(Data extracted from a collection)
▬▬▬▬▬▬

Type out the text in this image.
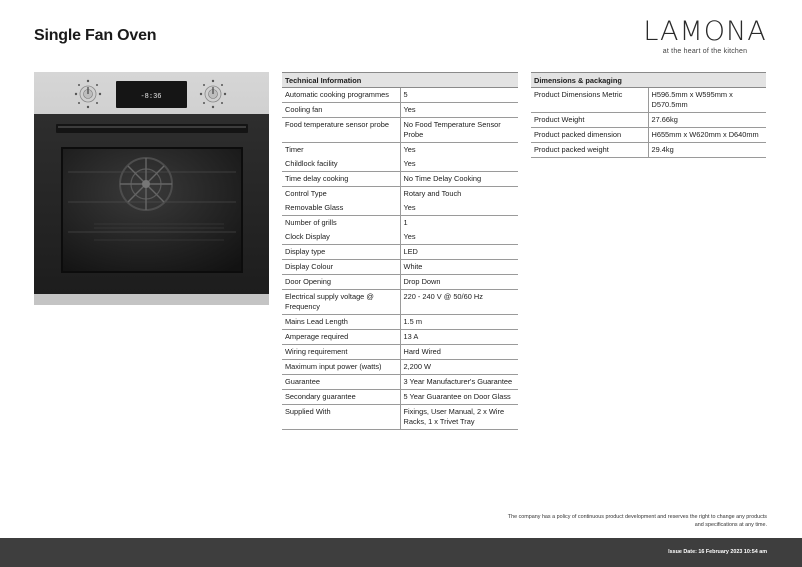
Single Fan Oven	LAMONA
at the heart of the kitchen
-8:36
Technical Information	
Automatic cooking programmes	5
Cooling fan	Yes
Food temperature sensor probe	No Food Temperature Sensor Probe
Timer	Yes
Childlock facility	Yes
Time delay cooking	No Time Delay Cooking
Control Type	Rotary and Touch
Removable Glass	Yes
Number of grills	1
Clock Display	Yes
Display type	LED
Display Colour	White
Door Opening	Drop Down
Electrical supply voltage @ Frequency	220 - 240 V @ 50/60 Hz
Mains Lead Length	1.5 m
Amperage required	13 A
Wiring requirement	Hard Wired
Maximum input power (watts)	2,200 W
Guarantee	3 Year Manufacturer's Guarantee
Secondary guarantee	5 Year Guarantee on Door Glass
Supplied With	Fixings, User Manual, 2 x Wire Racks, 1 x Trivet Tray
Dimensions & packaging	
Product Dimensions Metric	H596.5mm x W595mm x D570.5mm
Product Weight	27.66kg
Product packed dimension	H655mm x W620mm x D640mm
Product packed weight	29.4kg
The company has a policy of continuous product development and reserves the right to change any products and specifications at any time.
Issue Date: 16 February 2023 10:54 am
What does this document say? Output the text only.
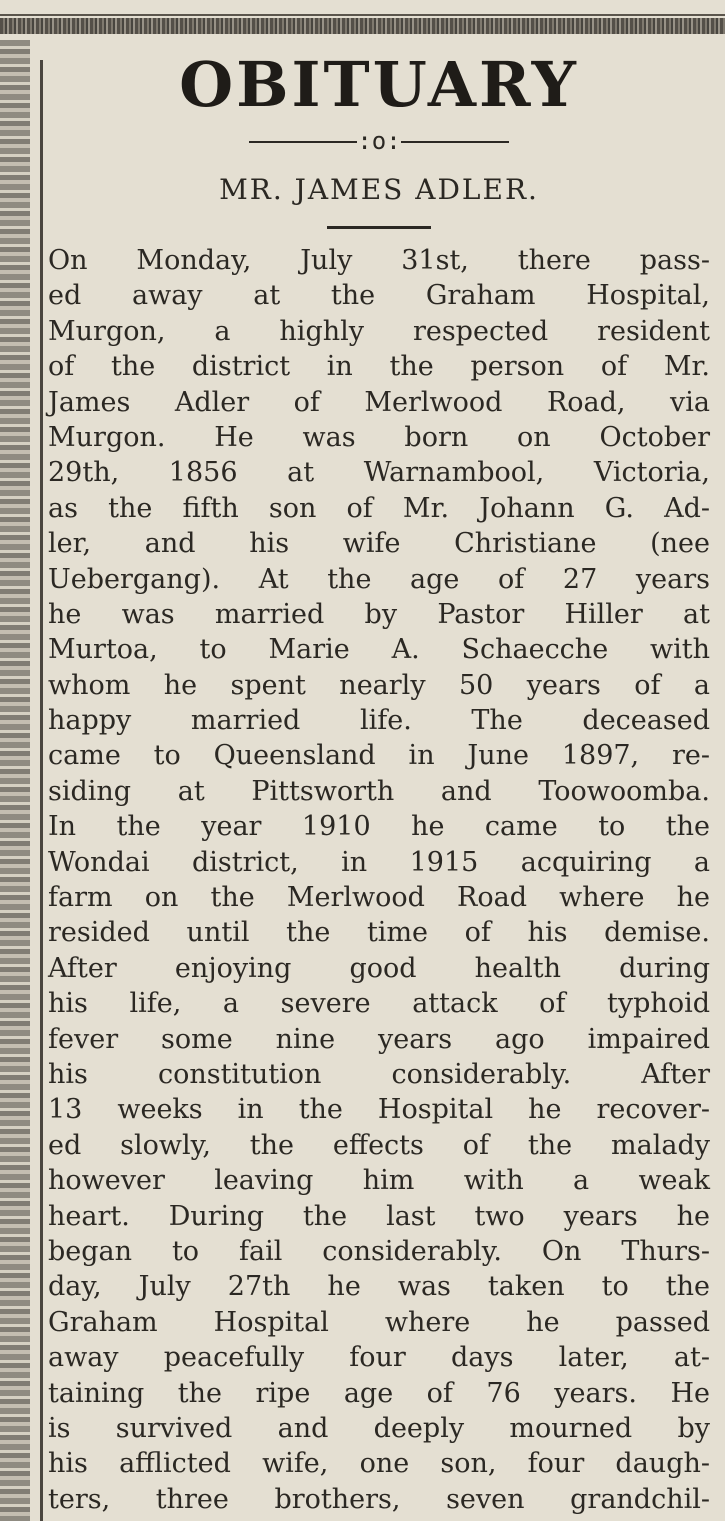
OBITUARY
:o:
MR. JAMES ADLER.
On Monday, July 31st, there pass-
ed away at the Graham Hospital,
Murgon, a highly respected resident
of the district in the person of Mr.
James Adler of Merlwood Road, via
Murgon. He was born on October
29th, 1856 at Warnambool, Victoria,
as the fifth son of Mr. Johann G. Ad-
ler, and his wife Christiane (nee
Uebergang). At the age of 27 years
he was married by Pastor Hiller at
Murtoa, to Marie A. Schaecche with
whom he spent nearly 50 years of a
happy married life. The deceased
came to Queensland in June 1897, re-
siding at Pittsworth and Toowoomba.
In the year 1910 he came to the
Wondai district, in 1915 acquiring a
farm on the Merlwood Road where he
resided until the time of his demise.
After enjoying good health during
his life, a severe attack of typhoid
fever some nine years ago impaired
his constitution considerably. After
13 weeks in the Hospital he recover-
ed slowly, the effects of the malady
however leaving him with a weak
heart. During the last two years he
began to fail considerably. On Thurs-
day, July 27th he was taken to the
Graham Hospital where he passed
away peacefully four days later, at-
taining the ripe age of 76 years. He
is survived and deeply mourned by
his afflicted wife, one son, four daugh-
ters, three brothers, seven grandchil-
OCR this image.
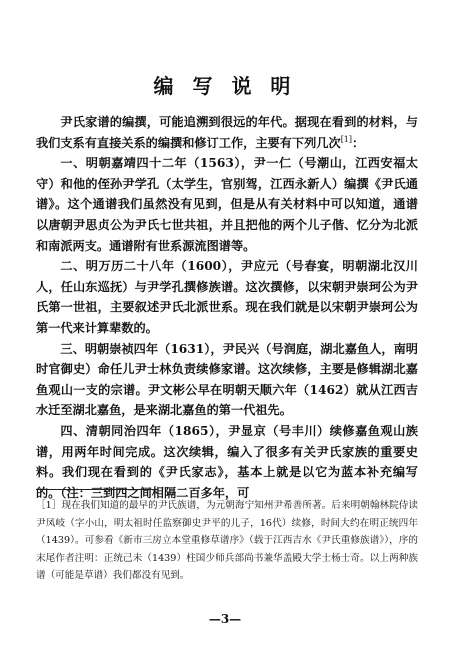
编 写 说 明

尹氏家谱的编撰，可能追溯到很远的年代。据现在看到的材料，与我们支系有直接关系的编撰和修订工作，主要有下列几次[1]：

一、明朝嘉靖四十二年（1563），尹一仁（号潮山，江西安福太守）和他的侄孙尹学孔（太学生，官别驾，江西永新人）编撰《尹氏通谱》。这个通谱我们虽然没有见到，但是从有关材料中可以知道，通谱以唐朝尹思贞公为尹氏七世共祖，并且把他的两个儿子偕、忆分为北派和南派两支。通谱附有世系源流图谱等。

二、明万历二十八年（1600），尹应元（号春宴，明朝湖北汉川人，任山东巡抚）与尹学孔撰修族谱。这次撰修，以宋朝尹崇珂公为尹氏第一世祖，主要叙述尹氏北派世系。现在我们就是以宋朝尹崇珂公为第一代来计算辈数的。

三、明朝崇祯四年（1631），尹民兴（号润庭，湖北嘉鱼人，南明时官御史）命任儿尹士林负责续修家谱。这次续修，主要是修辑湖北嘉鱼观山一支的宗谱。尹文彬公早在明朝天顺六年（1462）就从江西吉水迁至湖北嘉鱼，是来湖北嘉鱼的第一代祖先。

四、清朝同治四年（1865），尹显京（号丰川）续修嘉鱼观山族谱，用两年时间完成。这次续辑，编入了很多有关尹氏家族的重要史料。我们现在看到的《尹氏家志》，基本上就是以它为蓝本补充编写的。（注：三到四之间相隔二百多年，可

［1］现在我们知道的最早的尹氏族谱，为元朝海宁知州尹希善所著。后来明朝翰林院侍读尹凤岐（字小山，明太祖时任监察御史尹平的儿子，16代）续修，时间大约在明正统四年（1439）。可参看《新市三房立本堂重修草谱序》（载于江西吉水《尹氏重修族谱》），序的末尾作者注明：正统己未（1439）柱国少师兵部尚书兼华盖殿大学士杨士奇。以上两种族谱（可能是草谱）我们都没有见到。
—3—
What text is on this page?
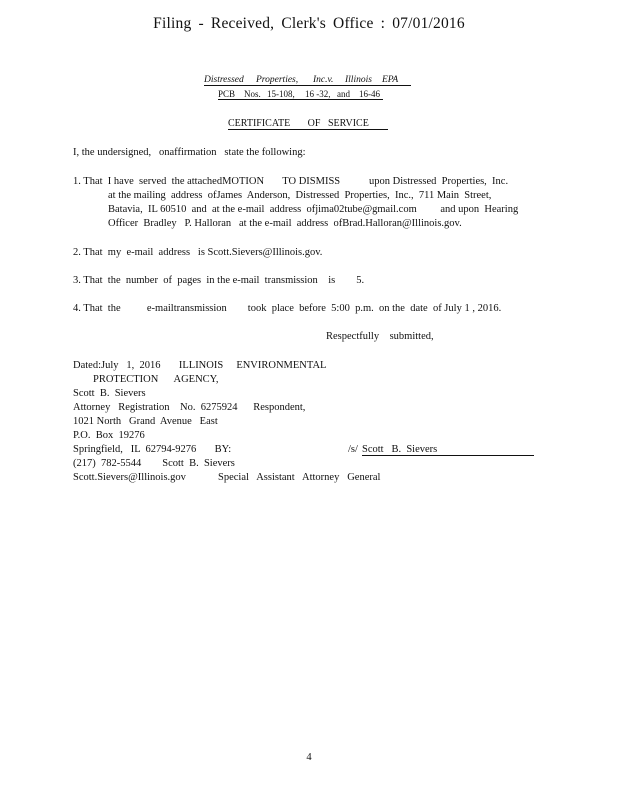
Filing - Received, Clerk's Office : 07/01/2016
Distressed Properties, Inc.v. Illinois EPA
PCB Nos. 15-108, 16 -32, and 16-46
CERTIFICATE       OF   SERVICE
I, the undersigned,   onaffirmation   state the following:
1. That  I have  served  the attachedMOTION       TO DISMISS           upon Distressed  Properties,  Inc.
at the mailing  address  ofJames  Anderson,  Distressed  Properties,  Inc.,  711 Main  Street,
Batavia,  IL 60510  and  at the e-mail  address  ofjima02tube@gmail.com         and upon  Hearing
Officer  Bradley   P. Halloran   at the e-mail  address  ofBrad.Halloran@Illinois.gov.
2. That  my  e-mail  address   is Scott.Sievers@Illinois.gov.
3. That  the  number  of  pages  in the e-mail  transmission    is        5.
4. That  the          e-mailtransmission        took  place  before  5:00  p.m.  on the  date  of July 1 , 2016.
Respectfully    submitted,
Dated:July   1,  2016       ILLINOIS     ENVIRONMENTAL
PROTECTION      AGENCY,
Scott  B.  Sievers
Attorney   Registration    No.  6275924      Respondent,
1021 North   Grand  Avenue   East
P.O.  Box  19276
Springfield,   IL  62794-9276       BY:	/s/ Scott   B.  Sievers
(217)  782-5544        Scott  B.  Sievers
Scott.Sievers@Illinois.gov	Special   Assistant   Attorney   General
4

▬▬▬▬▬▬

(TO DO) Work through the data and report how many of its lines hold the word "Scott", giving only the figure.

(ANSWER) 5